======== Data to use ========

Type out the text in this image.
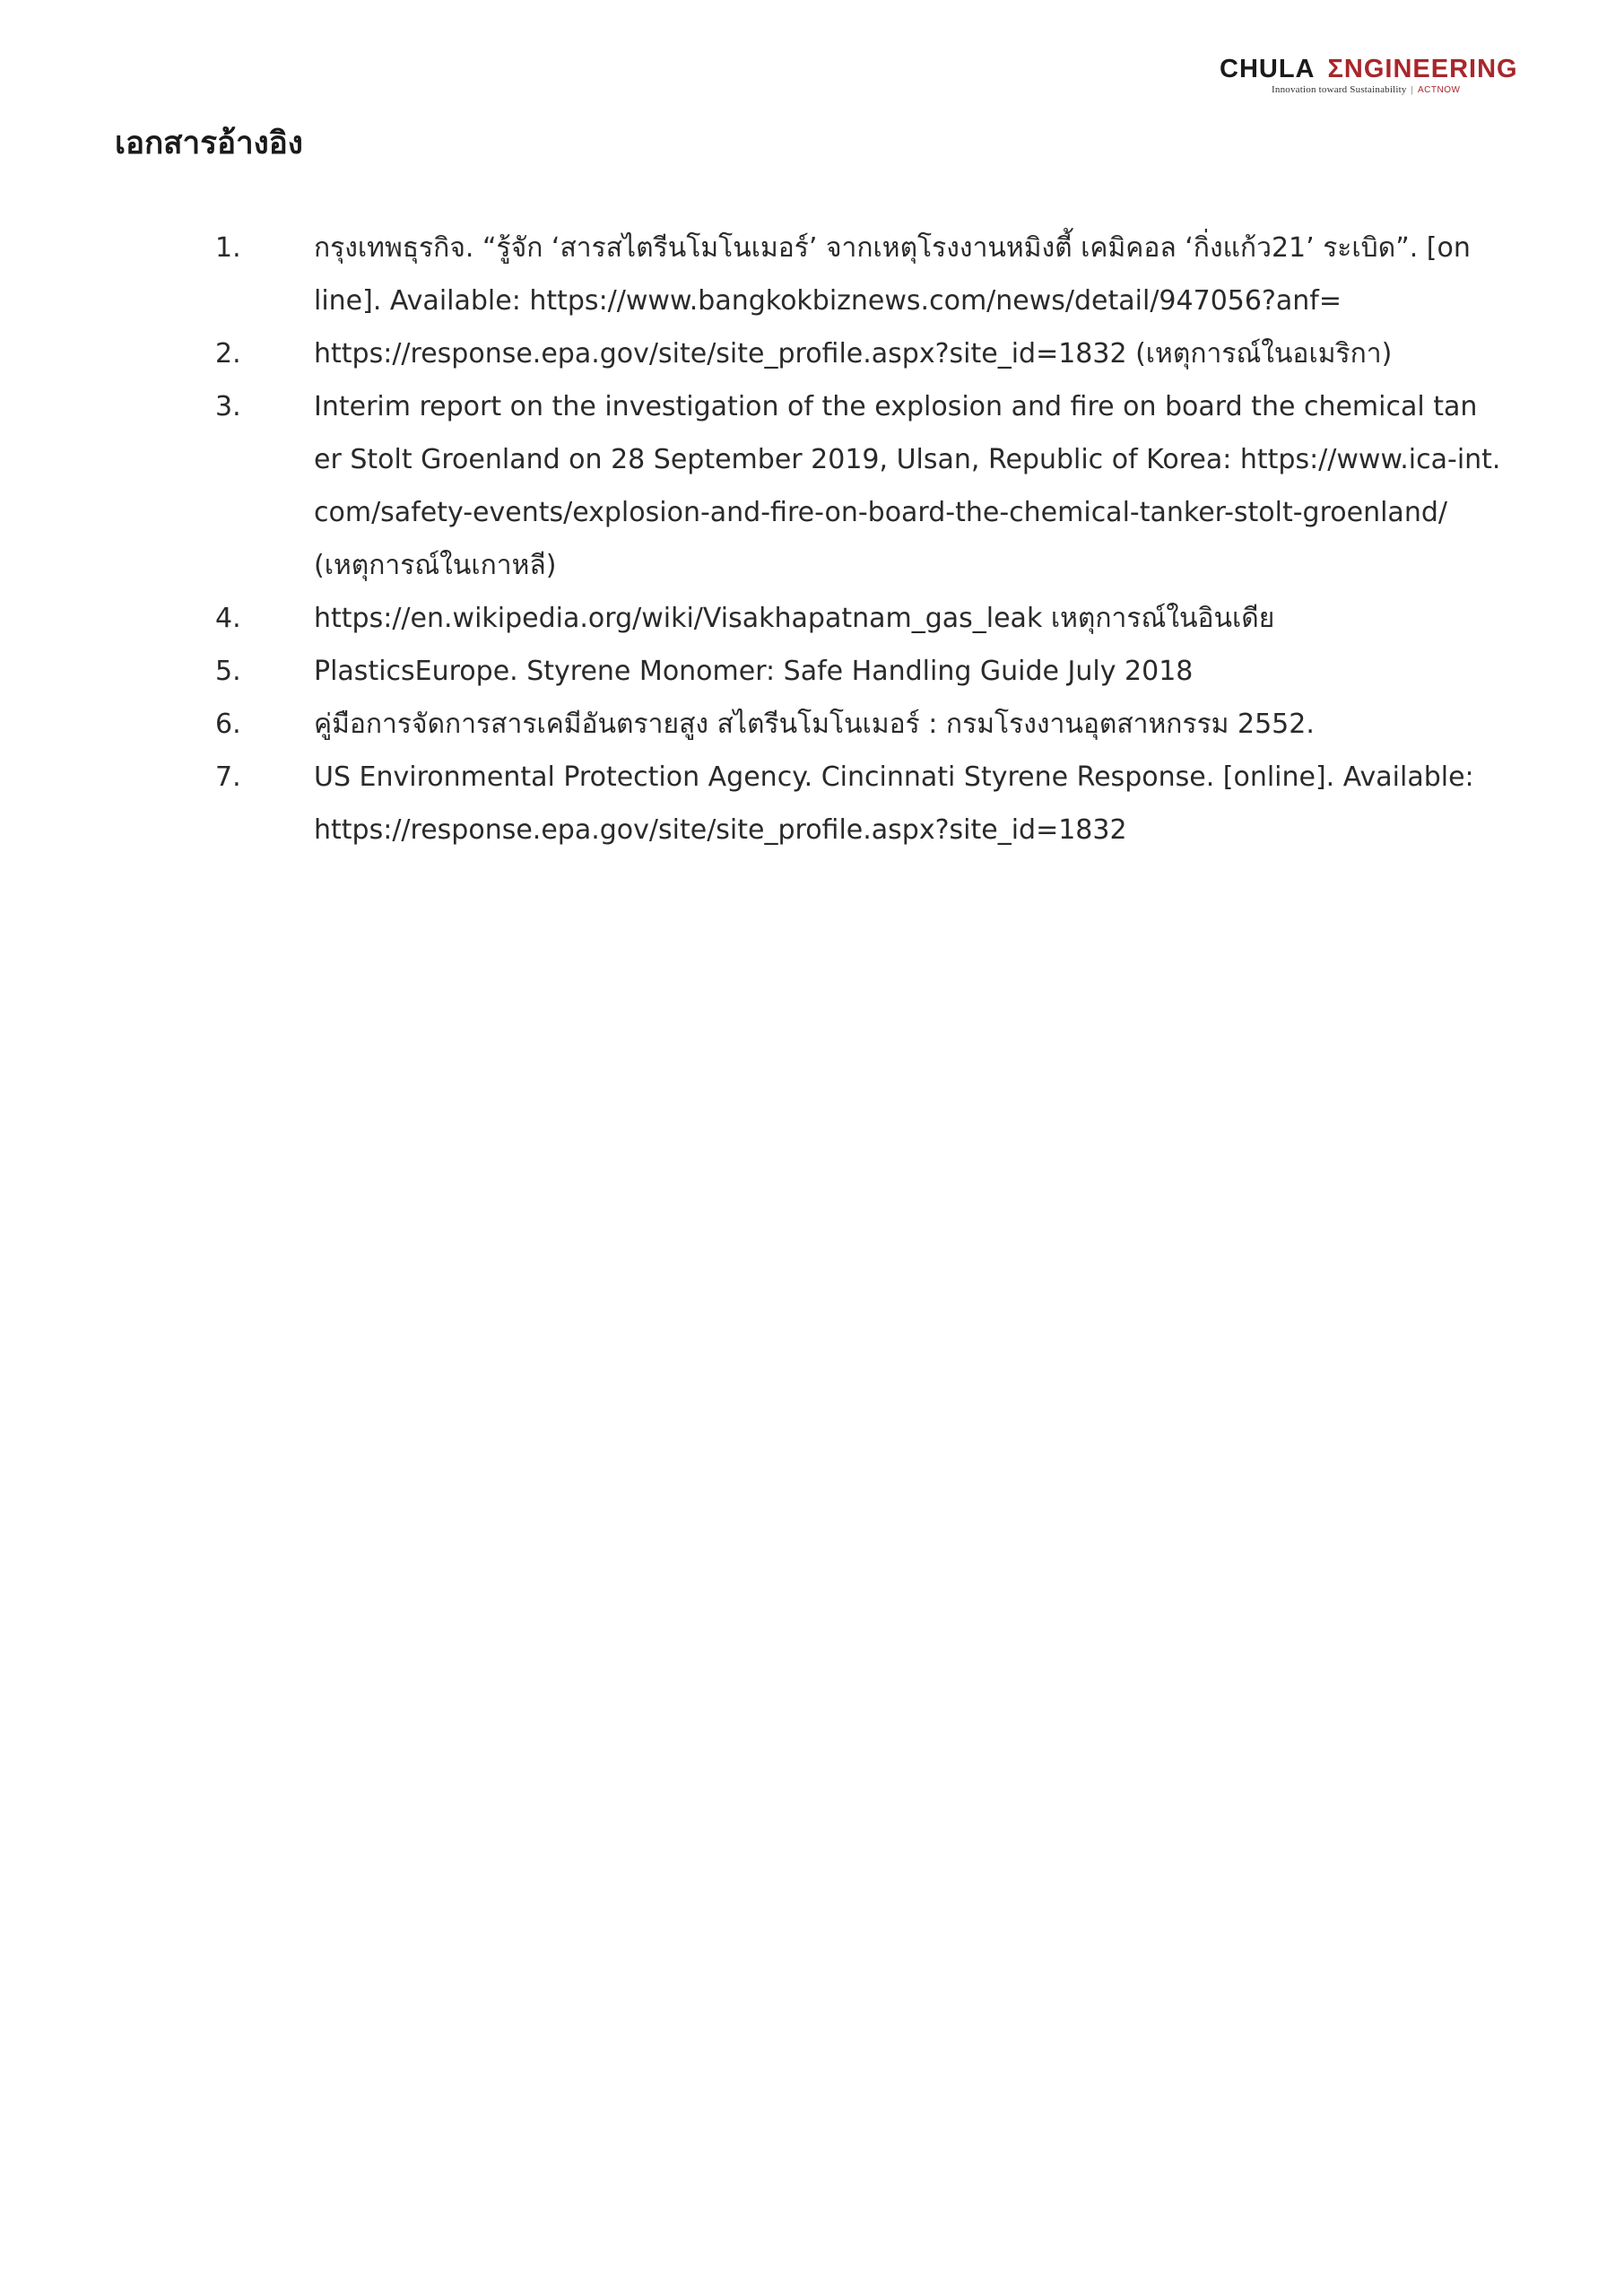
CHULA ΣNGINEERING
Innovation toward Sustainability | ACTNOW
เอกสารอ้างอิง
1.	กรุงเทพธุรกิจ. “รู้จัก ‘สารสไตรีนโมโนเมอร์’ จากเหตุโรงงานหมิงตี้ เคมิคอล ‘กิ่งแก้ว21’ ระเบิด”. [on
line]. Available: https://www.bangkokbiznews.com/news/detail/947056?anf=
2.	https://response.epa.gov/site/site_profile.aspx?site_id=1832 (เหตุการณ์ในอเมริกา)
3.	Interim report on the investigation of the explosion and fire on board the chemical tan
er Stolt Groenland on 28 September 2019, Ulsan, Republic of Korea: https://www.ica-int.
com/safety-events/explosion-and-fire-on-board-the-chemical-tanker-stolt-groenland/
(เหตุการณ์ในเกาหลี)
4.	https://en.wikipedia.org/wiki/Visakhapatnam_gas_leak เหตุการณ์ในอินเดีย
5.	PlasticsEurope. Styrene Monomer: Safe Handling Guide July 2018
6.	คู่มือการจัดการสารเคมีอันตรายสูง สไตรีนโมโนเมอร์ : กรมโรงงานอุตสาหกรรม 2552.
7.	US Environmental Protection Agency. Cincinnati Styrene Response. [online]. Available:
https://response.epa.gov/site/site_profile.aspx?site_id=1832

========

Output every entry word for word, but omit the pictures.

■ Solution
Type out the text in this image.
CHULA ΣNGINEERING
Innovation toward Sustainability | ACTNOW
เอกสารอ้างอิง
1.	กรุงเทพธุรกิจ. “รู้จัก ‘สารสไตรีนโมโนเมอร์’ จากเหตุโรงงานหมิงตี้ เคมิคอล ‘กิ่งแก้ว21’ ระเบิด”. [on
line]. Available: https://www.bangkokbiznews.com/news/detail/947056?anf=
2.	https://response.epa.gov/site/site_profile.aspx?site_id=1832 (เหตุการณ์ในอเมริกา)
3.	Interim report on the investigation of the explosion and fire on board the chemical tan
er Stolt Groenland on 28 September 2019, Ulsan, Republic of Korea: https://www.ica-int.
com/safety-events/explosion-and-fire-on-board-the-chemical-tanker-stolt-groenland/
(เหตุการณ์ในเกาหลี)
4.	https://en.wikipedia.org/wiki/Visakhapatnam_gas_leak เหตุการณ์ในอินเดีย
5.	PlasticsEurope. Styrene Monomer: Safe Handling Guide July 2018
6.	คู่มือการจัดการสารเคมีอันตรายสูง สไตรีนโมโนเมอร์ : กรมโรงงานอุตสาหกรรม 2552.
7.	US Environmental Protection Agency. Cincinnati Styrene Response. [online]. Available:
https://response.epa.gov/site/site_profile.aspx?site_id=1832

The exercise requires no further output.